*Instruction*: Count every line in the data below where "Fertility" occurs, then state that number and nothing more.

>> BEGIN Entries provided

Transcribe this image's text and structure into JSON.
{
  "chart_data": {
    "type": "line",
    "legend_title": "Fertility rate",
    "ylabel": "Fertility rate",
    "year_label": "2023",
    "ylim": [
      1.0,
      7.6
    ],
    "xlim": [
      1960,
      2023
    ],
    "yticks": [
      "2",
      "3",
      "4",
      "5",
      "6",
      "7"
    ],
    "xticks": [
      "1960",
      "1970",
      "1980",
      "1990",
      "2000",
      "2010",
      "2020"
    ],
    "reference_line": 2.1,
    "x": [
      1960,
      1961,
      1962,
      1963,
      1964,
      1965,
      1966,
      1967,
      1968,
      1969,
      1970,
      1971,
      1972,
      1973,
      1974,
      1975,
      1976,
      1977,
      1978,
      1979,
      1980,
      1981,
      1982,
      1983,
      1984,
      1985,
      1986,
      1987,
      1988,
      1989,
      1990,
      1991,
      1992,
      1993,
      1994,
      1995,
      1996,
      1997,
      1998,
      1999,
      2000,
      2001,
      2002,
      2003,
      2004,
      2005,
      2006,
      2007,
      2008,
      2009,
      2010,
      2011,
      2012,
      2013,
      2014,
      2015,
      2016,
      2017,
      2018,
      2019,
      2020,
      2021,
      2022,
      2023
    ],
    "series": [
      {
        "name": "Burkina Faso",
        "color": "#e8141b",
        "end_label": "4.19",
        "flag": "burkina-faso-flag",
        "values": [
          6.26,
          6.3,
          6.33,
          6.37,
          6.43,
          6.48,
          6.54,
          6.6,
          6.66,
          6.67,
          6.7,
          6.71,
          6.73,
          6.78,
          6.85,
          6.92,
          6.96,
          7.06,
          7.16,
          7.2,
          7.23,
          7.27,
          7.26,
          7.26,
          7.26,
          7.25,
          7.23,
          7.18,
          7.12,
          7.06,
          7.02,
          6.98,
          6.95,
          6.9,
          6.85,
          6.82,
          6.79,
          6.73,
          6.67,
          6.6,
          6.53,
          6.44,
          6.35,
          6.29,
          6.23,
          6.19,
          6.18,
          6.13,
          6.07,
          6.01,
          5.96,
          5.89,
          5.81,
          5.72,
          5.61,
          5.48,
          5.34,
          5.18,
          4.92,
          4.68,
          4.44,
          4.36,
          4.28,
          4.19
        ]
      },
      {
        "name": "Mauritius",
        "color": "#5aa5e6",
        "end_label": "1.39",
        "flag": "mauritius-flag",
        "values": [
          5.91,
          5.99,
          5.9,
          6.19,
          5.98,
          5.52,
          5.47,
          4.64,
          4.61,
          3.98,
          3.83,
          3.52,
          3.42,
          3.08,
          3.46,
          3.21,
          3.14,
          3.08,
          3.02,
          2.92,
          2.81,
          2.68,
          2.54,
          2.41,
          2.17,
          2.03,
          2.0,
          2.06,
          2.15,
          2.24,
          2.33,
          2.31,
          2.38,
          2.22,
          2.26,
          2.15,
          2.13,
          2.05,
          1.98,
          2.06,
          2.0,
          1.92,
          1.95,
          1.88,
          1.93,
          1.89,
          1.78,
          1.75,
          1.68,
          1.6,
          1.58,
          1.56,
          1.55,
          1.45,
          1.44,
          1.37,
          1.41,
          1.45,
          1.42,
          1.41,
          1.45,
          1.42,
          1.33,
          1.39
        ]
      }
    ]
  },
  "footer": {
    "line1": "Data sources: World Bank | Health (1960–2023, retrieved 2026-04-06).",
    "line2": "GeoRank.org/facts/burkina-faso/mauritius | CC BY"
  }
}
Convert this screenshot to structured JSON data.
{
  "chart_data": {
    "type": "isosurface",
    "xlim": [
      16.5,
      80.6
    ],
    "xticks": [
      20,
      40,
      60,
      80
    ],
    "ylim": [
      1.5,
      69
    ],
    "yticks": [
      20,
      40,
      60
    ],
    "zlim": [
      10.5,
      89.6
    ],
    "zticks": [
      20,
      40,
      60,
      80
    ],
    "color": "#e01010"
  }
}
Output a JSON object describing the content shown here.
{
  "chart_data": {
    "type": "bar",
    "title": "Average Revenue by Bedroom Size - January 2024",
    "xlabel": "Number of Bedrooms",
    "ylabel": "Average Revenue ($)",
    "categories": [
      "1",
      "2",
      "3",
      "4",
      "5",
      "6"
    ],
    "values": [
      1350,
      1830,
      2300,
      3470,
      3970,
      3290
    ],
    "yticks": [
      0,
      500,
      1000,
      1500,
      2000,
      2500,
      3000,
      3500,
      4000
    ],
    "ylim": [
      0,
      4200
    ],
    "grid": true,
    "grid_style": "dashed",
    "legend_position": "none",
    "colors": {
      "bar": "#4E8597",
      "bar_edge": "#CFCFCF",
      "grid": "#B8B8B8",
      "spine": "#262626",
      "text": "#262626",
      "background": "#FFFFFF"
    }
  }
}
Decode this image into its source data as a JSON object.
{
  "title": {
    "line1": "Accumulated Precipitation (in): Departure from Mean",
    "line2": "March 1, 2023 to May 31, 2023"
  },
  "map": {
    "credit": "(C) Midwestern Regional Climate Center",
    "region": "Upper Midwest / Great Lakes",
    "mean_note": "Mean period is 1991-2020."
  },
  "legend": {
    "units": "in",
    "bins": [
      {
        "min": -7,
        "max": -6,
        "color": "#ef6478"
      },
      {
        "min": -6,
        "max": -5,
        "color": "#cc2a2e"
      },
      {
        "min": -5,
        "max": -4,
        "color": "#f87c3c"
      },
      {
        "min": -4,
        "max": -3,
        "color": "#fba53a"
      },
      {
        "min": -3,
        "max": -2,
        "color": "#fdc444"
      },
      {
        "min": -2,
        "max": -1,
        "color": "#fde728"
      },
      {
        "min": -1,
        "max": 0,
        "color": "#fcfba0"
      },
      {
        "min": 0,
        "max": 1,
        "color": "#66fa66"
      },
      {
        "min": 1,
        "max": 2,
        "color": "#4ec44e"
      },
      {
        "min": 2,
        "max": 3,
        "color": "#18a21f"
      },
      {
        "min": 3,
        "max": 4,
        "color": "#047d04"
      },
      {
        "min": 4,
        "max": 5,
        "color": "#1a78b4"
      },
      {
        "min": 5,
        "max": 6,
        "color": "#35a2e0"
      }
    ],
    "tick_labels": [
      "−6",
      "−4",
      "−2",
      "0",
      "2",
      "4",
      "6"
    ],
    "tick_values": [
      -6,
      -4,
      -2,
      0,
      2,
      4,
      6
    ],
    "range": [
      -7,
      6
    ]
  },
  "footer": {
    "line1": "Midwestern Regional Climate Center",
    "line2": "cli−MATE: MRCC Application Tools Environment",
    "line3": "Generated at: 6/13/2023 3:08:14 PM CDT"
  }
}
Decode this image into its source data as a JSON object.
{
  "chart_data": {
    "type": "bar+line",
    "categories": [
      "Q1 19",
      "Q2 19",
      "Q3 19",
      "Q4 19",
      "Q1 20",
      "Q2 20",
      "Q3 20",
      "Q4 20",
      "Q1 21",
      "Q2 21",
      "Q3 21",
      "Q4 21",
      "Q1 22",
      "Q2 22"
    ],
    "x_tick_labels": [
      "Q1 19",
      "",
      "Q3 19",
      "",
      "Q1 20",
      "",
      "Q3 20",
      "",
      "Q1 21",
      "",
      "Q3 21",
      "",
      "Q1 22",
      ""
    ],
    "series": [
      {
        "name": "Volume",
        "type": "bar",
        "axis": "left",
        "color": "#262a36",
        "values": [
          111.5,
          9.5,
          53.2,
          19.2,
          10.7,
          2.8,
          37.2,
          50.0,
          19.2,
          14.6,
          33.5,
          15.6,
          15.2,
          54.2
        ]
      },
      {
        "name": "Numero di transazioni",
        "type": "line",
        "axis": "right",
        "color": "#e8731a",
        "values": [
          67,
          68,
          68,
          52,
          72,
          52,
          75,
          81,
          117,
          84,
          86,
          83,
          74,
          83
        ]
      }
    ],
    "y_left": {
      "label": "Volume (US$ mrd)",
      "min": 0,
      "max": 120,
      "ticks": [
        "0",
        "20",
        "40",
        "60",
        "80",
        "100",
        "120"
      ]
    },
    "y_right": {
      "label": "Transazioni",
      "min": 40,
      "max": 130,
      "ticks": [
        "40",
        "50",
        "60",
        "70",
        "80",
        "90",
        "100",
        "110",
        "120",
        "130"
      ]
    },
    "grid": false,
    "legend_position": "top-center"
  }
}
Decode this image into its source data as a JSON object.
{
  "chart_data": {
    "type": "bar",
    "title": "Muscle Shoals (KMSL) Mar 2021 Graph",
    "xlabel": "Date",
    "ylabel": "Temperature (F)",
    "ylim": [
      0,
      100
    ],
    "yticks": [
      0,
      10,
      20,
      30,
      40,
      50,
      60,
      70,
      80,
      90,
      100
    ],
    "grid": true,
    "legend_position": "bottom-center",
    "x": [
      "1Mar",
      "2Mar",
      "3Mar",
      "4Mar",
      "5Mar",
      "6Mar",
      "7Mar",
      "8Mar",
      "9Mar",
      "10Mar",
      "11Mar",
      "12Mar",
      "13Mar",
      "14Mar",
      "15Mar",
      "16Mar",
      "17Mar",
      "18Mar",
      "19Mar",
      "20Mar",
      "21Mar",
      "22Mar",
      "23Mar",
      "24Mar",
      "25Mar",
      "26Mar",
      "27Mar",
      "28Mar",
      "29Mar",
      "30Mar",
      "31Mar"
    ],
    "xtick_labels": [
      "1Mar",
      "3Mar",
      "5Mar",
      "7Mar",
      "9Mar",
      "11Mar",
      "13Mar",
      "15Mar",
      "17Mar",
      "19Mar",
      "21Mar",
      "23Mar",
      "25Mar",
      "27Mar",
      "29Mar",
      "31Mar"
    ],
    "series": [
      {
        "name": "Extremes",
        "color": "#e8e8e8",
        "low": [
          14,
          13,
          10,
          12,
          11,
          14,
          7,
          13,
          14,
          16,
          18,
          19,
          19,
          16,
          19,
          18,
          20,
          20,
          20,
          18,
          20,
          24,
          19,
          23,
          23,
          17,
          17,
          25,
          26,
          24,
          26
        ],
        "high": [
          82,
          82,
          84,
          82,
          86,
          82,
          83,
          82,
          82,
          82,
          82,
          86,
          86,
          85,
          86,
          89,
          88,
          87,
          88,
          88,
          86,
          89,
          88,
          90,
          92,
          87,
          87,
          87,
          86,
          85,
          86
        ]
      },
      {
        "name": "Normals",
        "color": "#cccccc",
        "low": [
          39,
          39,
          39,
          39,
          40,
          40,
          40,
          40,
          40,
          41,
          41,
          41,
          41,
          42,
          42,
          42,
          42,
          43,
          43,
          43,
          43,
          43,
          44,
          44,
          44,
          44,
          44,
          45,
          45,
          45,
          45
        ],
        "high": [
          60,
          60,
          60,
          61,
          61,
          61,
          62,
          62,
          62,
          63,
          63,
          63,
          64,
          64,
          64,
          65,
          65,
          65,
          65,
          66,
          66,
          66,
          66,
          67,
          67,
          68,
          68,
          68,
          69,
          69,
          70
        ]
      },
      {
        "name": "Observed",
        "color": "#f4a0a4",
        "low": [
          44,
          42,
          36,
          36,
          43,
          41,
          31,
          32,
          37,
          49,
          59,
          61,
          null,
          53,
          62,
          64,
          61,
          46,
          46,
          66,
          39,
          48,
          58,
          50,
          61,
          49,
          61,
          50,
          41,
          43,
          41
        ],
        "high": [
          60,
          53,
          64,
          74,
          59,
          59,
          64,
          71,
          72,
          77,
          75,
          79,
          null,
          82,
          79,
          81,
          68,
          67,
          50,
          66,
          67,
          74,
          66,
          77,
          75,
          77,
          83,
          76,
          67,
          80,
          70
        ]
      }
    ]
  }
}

>> END Entries provided

*Exercise result*: 2